Given instruction —
Find the lines in these entries that include the word "وقال" and state how many there are, with no other words.

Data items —
%%

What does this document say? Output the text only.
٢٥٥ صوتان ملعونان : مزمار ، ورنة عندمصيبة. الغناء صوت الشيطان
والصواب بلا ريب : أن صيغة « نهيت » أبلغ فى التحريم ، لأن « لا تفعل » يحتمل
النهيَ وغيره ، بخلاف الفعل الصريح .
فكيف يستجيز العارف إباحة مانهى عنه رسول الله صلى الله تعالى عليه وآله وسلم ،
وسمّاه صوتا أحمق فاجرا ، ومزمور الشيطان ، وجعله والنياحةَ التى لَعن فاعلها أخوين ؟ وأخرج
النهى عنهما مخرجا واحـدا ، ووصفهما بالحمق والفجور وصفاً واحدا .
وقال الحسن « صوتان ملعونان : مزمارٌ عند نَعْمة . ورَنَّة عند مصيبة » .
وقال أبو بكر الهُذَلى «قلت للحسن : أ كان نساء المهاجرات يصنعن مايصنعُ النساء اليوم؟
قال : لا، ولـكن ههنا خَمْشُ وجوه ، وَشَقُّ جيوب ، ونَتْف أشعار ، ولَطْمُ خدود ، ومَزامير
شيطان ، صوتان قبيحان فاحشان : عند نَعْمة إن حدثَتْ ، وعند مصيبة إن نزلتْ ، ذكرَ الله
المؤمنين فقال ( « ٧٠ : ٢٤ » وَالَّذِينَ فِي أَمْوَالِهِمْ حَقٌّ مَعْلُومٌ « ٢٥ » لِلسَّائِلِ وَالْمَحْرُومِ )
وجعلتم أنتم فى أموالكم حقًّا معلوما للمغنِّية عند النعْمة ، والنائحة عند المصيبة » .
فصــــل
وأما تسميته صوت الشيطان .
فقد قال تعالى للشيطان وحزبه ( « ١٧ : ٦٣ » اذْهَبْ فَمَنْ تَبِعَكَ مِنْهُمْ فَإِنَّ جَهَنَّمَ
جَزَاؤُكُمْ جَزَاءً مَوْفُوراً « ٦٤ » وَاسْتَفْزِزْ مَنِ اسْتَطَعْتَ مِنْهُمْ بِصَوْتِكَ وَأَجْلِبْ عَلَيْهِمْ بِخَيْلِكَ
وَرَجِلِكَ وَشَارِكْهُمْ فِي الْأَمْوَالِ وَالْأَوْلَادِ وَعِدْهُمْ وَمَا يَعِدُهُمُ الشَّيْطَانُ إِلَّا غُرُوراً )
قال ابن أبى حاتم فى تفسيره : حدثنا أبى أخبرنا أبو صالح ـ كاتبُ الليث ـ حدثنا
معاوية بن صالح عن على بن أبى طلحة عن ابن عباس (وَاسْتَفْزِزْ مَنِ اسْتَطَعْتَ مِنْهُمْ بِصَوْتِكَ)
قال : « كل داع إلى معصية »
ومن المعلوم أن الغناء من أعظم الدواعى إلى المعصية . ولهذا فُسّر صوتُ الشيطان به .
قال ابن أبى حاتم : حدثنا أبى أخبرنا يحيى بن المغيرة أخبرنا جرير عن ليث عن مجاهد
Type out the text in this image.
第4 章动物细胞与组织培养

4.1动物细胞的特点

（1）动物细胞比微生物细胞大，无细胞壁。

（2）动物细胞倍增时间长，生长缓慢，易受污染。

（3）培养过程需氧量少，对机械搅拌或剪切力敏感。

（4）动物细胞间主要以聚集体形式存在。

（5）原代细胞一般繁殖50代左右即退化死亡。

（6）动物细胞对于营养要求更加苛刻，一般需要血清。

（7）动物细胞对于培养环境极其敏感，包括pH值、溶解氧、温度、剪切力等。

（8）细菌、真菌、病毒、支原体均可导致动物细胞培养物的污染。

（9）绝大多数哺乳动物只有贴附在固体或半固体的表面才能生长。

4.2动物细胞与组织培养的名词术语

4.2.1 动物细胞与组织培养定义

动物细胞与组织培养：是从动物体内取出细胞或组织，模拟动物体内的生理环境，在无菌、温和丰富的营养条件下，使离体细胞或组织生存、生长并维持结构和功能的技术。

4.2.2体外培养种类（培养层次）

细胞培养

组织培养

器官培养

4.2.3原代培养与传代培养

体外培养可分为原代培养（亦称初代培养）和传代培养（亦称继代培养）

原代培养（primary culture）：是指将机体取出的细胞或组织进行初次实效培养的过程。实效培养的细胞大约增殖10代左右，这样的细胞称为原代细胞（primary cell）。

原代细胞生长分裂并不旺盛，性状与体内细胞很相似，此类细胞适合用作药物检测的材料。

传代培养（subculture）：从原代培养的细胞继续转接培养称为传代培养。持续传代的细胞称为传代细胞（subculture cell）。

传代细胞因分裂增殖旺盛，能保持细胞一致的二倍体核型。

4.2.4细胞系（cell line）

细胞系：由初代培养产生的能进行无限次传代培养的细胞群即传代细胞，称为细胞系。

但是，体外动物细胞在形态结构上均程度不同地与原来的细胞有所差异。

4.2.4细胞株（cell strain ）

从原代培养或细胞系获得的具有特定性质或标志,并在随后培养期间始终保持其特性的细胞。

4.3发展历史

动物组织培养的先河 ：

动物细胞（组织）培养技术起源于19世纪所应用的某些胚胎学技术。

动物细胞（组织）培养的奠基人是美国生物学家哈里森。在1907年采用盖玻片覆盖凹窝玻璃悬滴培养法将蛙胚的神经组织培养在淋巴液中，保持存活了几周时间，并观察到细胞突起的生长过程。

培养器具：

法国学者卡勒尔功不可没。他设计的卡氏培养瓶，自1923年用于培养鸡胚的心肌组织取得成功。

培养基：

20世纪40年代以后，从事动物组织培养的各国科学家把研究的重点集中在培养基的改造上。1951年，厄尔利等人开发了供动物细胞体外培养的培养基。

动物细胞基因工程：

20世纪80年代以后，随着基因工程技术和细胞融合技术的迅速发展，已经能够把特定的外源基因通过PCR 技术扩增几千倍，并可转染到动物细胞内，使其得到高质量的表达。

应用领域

%%

Finished task —
2